### EXERCISE GOAL
Word for word, restate every line of the listing that follows.

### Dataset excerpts

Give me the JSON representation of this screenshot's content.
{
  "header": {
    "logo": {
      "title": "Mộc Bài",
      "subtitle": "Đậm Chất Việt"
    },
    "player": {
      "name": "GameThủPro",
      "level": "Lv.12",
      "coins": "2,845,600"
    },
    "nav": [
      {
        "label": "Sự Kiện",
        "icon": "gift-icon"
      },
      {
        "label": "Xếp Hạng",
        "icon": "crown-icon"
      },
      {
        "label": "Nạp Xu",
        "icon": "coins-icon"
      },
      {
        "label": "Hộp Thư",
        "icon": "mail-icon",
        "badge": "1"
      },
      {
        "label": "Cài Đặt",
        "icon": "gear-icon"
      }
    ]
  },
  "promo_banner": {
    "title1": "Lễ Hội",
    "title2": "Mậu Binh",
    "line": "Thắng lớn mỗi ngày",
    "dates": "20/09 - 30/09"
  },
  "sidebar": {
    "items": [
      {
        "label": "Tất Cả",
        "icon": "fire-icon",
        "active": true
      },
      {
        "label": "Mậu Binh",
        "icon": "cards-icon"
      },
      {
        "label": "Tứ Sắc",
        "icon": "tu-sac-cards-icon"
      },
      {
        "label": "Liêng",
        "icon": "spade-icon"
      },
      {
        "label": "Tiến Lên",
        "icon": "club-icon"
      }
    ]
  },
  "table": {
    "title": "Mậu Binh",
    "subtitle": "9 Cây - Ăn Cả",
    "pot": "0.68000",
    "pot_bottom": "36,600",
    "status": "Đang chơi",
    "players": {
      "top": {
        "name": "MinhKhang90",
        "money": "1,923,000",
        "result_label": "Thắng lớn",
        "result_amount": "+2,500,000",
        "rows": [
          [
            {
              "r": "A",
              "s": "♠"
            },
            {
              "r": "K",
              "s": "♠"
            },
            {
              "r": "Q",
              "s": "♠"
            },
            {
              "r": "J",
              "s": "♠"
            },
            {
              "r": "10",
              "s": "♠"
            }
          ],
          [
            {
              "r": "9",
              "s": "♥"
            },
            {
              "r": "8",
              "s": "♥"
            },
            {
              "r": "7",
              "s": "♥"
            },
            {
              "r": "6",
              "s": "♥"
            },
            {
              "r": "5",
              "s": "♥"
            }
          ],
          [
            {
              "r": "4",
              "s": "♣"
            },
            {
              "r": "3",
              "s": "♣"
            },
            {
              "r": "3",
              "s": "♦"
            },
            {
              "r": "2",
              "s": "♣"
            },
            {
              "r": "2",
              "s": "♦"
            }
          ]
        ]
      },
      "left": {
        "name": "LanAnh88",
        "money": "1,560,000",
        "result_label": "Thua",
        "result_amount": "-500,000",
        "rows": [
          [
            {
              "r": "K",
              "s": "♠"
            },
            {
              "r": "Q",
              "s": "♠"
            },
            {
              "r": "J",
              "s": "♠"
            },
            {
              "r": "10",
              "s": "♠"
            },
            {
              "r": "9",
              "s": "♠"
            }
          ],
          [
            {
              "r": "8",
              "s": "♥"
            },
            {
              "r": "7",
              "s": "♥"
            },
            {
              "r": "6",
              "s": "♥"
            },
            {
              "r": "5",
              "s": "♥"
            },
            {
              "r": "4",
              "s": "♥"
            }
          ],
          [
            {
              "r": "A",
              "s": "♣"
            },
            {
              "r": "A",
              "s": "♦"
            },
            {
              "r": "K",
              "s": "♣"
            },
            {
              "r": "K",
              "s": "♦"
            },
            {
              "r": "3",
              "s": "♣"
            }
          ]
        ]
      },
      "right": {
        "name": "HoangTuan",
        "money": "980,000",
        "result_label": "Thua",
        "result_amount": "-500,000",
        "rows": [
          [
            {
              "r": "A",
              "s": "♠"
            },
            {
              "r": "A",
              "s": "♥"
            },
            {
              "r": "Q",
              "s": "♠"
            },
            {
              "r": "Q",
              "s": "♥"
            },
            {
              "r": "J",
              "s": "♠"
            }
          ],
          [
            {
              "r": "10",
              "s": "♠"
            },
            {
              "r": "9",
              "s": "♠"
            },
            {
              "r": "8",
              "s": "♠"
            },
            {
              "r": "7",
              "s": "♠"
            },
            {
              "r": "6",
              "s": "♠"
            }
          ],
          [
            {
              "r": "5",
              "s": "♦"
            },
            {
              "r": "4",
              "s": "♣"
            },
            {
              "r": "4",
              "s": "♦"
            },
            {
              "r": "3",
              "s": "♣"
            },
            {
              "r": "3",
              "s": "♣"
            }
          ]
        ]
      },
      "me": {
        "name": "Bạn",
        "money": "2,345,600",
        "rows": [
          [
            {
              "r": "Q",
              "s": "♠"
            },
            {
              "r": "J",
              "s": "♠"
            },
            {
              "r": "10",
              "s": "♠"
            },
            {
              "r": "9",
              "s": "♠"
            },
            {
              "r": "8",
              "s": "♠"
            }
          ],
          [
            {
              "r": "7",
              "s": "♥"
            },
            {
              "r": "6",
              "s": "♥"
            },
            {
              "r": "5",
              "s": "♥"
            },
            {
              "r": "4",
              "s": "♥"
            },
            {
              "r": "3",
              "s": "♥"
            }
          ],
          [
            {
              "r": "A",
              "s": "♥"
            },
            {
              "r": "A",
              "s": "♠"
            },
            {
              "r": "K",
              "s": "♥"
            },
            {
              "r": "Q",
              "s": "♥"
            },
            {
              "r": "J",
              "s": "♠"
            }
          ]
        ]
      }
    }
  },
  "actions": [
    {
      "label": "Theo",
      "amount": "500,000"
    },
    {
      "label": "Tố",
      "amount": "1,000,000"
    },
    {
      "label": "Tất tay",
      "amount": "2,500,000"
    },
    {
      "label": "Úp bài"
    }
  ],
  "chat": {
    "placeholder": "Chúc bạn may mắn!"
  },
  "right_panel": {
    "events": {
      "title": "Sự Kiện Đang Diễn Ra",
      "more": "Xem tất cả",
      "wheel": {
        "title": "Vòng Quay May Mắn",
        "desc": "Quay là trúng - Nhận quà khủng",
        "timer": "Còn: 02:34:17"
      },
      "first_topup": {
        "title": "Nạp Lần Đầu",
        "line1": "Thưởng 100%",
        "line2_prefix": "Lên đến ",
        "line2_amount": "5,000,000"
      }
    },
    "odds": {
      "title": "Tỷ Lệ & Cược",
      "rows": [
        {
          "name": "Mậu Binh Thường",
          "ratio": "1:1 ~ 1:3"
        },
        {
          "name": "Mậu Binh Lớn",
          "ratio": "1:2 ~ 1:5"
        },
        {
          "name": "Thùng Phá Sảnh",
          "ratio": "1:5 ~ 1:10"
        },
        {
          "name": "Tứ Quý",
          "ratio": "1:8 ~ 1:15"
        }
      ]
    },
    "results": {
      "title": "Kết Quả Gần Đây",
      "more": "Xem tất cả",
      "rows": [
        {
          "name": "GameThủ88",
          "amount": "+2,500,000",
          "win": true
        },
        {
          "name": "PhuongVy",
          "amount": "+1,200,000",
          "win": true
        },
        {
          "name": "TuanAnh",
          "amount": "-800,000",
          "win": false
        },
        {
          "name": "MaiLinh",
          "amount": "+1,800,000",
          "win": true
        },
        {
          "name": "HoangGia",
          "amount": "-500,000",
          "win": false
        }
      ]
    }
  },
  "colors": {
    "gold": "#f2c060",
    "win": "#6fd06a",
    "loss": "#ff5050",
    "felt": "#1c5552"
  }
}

### RESPONSE
Give me the JSON representation of this screenshot's content.
{
  "header": {
    "logo": {
      "title": "Mộc Bài",
      "subtitle": "Đậm Chất Việt"
    },
    "player": {
      "name": "GameThủPro",
      "level": "Lv.12",
      "coins": "2,845,600"
    },
    "nav": [
      {
        "label": "Sự Kiện",
        "icon": "gift-icon"
      },
      {
        "label": "Xếp Hạng",
        "icon": "crown-icon"
      },
      {
        "label": "Nạp Xu",
        "icon": "coins-icon"
      },
      {
        "label": "Hộp Thư",
        "icon": "mail-icon",
        "badge": "1"
      },
      {
        "label": "Cài Đặt",
        "icon": "gear-icon"
      }
    ]
  },
  "promo_banner": {
    "title1": "Lễ Hội",
    "title2": "Mậu Binh",
    "line": "Thắng lớn mỗi ngày",
    "dates": "20/09 - 30/09"
  },
  "sidebar": {
    "items": [
      {
        "label": "Tất Cả",
        "icon": "fire-icon",
        "active": true
      },
      {
        "label": "Mậu Binh",
        "icon": "cards-icon"
      },
      {
        "label": "Tứ Sắc",
        "icon": "tu-sac-cards-icon"
      },
      {
        "label": "Liêng",
        "icon": "spade-icon"
      },
      {
        "label": "Tiến Lên",
        "icon": "club-icon"
      }
    ]
  },
  "table": {
    "title": "Mậu Binh",
    "subtitle": "9 Cây - Ăn Cả",
    "pot": "0.68000",
    "pot_bottom": "36,600",
    "status": "Đang chơi",
    "players": {
      "top": {
        "name": "MinhKhang90",
        "money": "1,923,000",
        "result_label": "Thắng lớn",
        "result_amount": "+2,500,000",
        "rows": [
          [
            {
              "r": "A",
              "s": "♠"
            },
            {
              "r": "K",
              "s": "♠"
            },
            {
              "r": "Q",
              "s": "♠"
            },
            {
              "r": "J",
              "s": "♠"
            },
            {
              "r": "10",
              "s": "♠"
            }
          ],
          [
            {
              "r": "9",
              "s": "♥"
            },
            {
              "r": "8",
              "s": "♥"
            },
            {
              "r": "7",
              "s": "♥"
            },
            {
              "r": "6",
              "s": "♥"
            },
            {
              "r": "5",
              "s": "♥"
            }
          ],
          [
            {
              "r": "4",
              "s": "♣"
            },
            {
              "r": "3",
              "s": "♣"
            },
            {
              "r": "3",
              "s": "♦"
            },
            {
              "r": "2",
              "s": "♣"
            },
            {
              "r": "2",
              "s": "♦"
            }
          ]
        ]
      },
      "left": {
        "name": "LanAnh88",
        "money": "1,560,000",
        "result_label": "Thua",
        "result_amount": "-500,000",
        "rows": [
          [
            {
              "r": "K",
              "s": "♠"
            },
            {
              "r": "Q",
              "s": "♠"
            },
            {
              "r": "J",
              "s": "♠"
            },
            {
              "r": "10",
              "s": "♠"
            },
            {
              "r": "9",
              "s": "♠"
            }
          ],
          [
            {
              "r": "8",
              "s": "♥"
            },
            {
              "r": "7",
              "s": "♥"
            },
            {
              "r": "6",
              "s": "♥"
            },
            {
              "r": "5",
              "s": "♥"
            },
            {
              "r": "4",
              "s": "♥"
            }
          ],
          [
            {
              "r": "A",
              "s": "♣"
            },
            {
              "r": "A",
              "s": "♦"
            },
            {
              "r": "K",
              "s": "♣"
            },
            {
              "r": "K",
              "s": "♦"
            },
            {
              "r": "3",
              "s": "♣"
            }
          ]
        ]
      },
      "right": {
        "name": "HoangTuan",
        "money": "980,000",
        "result_label": "Thua",
        "result_amount": "-500,000",
        "rows": [
          [
            {
              "r": "A",
              "s": "♠"
            },
            {
              "r": "A",
              "s": "♥"
            },
            {
              "r": "Q",
              "s": "♠"
            },
            {
              "r": "Q",
              "s": "♥"
            },
            {
              "r": "J",
              "s": "♠"
            }
          ],
          [
            {
              "r": "10",
              "s": "♠"
            },
            {
              "r": "9",
              "s": "♠"
            },
            {
              "r": "8",
              "s": "♠"
            },
            {
              "r": "7",
              "s": "♠"
            },
            {
              "r": "6",
              "s": "♠"
            }
          ],
          [
            {
              "r": "5",
              "s": "♦"
            },
            {
              "r": "4",
              "s": "♣"
            },
            {
              "r": "4",
              "s": "♦"
            },
            {
              "r": "3",
              "s": "♣"
            },
            {
              "r": "3",
              "s": "♣"
            }
          ]
        ]
      },
      "me": {
        "name": "Bạn",
        "money": "2,345,600",
        "rows": [
          [
            {
              "r": "Q",
              "s": "♠"
            },
            {
              "r": "J",
              "s": "♠"
            },
            {
              "r": "10",
              "s": "♠"
            },
            {
              "r": "9",
              "s": "♠"
            },
            {
              "r": "8",
              "s": "♠"
            }
          ],
          [
            {
              "r": "7",
              "s": "♥"
            },
            {
              "r": "6",
              "s": "♥"
            },
            {
              "r": "5",
              "s": "♥"
            },
            {
              "r": "4",
              "s": "♥"
            },
            {
              "r": "3",
              "s": "♥"
            }
          ],
          [
            {
              "r": "A",
              "s": "♥"
            },
            {
              "r": "A",
              "s": "♠"
            },
            {
              "r": "K",
              "s": "♥"
            },
            {
              "r": "Q",
              "s": "♥"
            },
            {
              "r": "J",
              "s": "♠"
            }
          ]
        ]
      }
    }
  },
  "actions": [
    {
      "label": "Theo",
      "amount": "500,000"
    },
    {
      "label": "Tố",
      "amount": "1,000,000"
    },
    {
      "label": "Tất tay",
      "amount": "2,500,000"
    },
    {
      "label": "Úp bài"
    }
  ],
  "chat": {
    "placeholder": "Chúc bạn may mắn!"
  },
  "right_panel": {
    "events": {
      "title": "Sự Kiện Đang Diễn Ra",
      "more": "Xem tất cả",
      "wheel": {
        "title": "Vòng Quay May Mắn",
        "desc": "Quay là trúng - Nhận quà khủng",
        "timer": "Còn: 02:34:17"
      },
      "first_topup": {
        "title": "Nạp Lần Đầu",
        "line1": "Thưởng 100%",
        "line2_prefix": "Lên đến ",
        "line2_amount": "5,000,000"
      }
    },
    "odds": {
      "title": "Tỷ Lệ & Cược",
      "rows": [
        {
          "name": "Mậu Binh Thường",
          "ratio": "1:1 ~ 1:3"
        },
        {
          "name": "Mậu Binh Lớn",
          "ratio": "1:2 ~ 1:5"
        },
        {
          "name": "Thùng Phá Sảnh",
          "ratio": "1:5 ~ 1:10"
        },
        {
          "name": "Tứ Quý",
          "ratio": "1:8 ~ 1:15"
        }
      ]
    },
    "results": {
      "title": "Kết Quả Gần Đây",
      "more": "Xem tất cả",
      "rows": [
        {
          "name": "GameThủ88",
          "amount": "+2,500,000",
          "win": true
        },
        {
          "name": "PhuongVy",
          "amount": "+1,200,000",
          "win": true
        },
        {
          "name": "TuanAnh",
          "amount": "-800,000",
          "win": false
        },
        {
          "name": "MaiLinh",
          "amount": "+1,800,000",
          "win": true
        },
        {
          "name": "HoangGia",
          "amount": "-500,000",
          "win": false
        }
      ]
    }
  },
  "colors": {
    "gold": "#f2c060",
    "win": "#6fd06a",
    "loss": "#ff5050",
    "felt": "#1c5552"
  }
}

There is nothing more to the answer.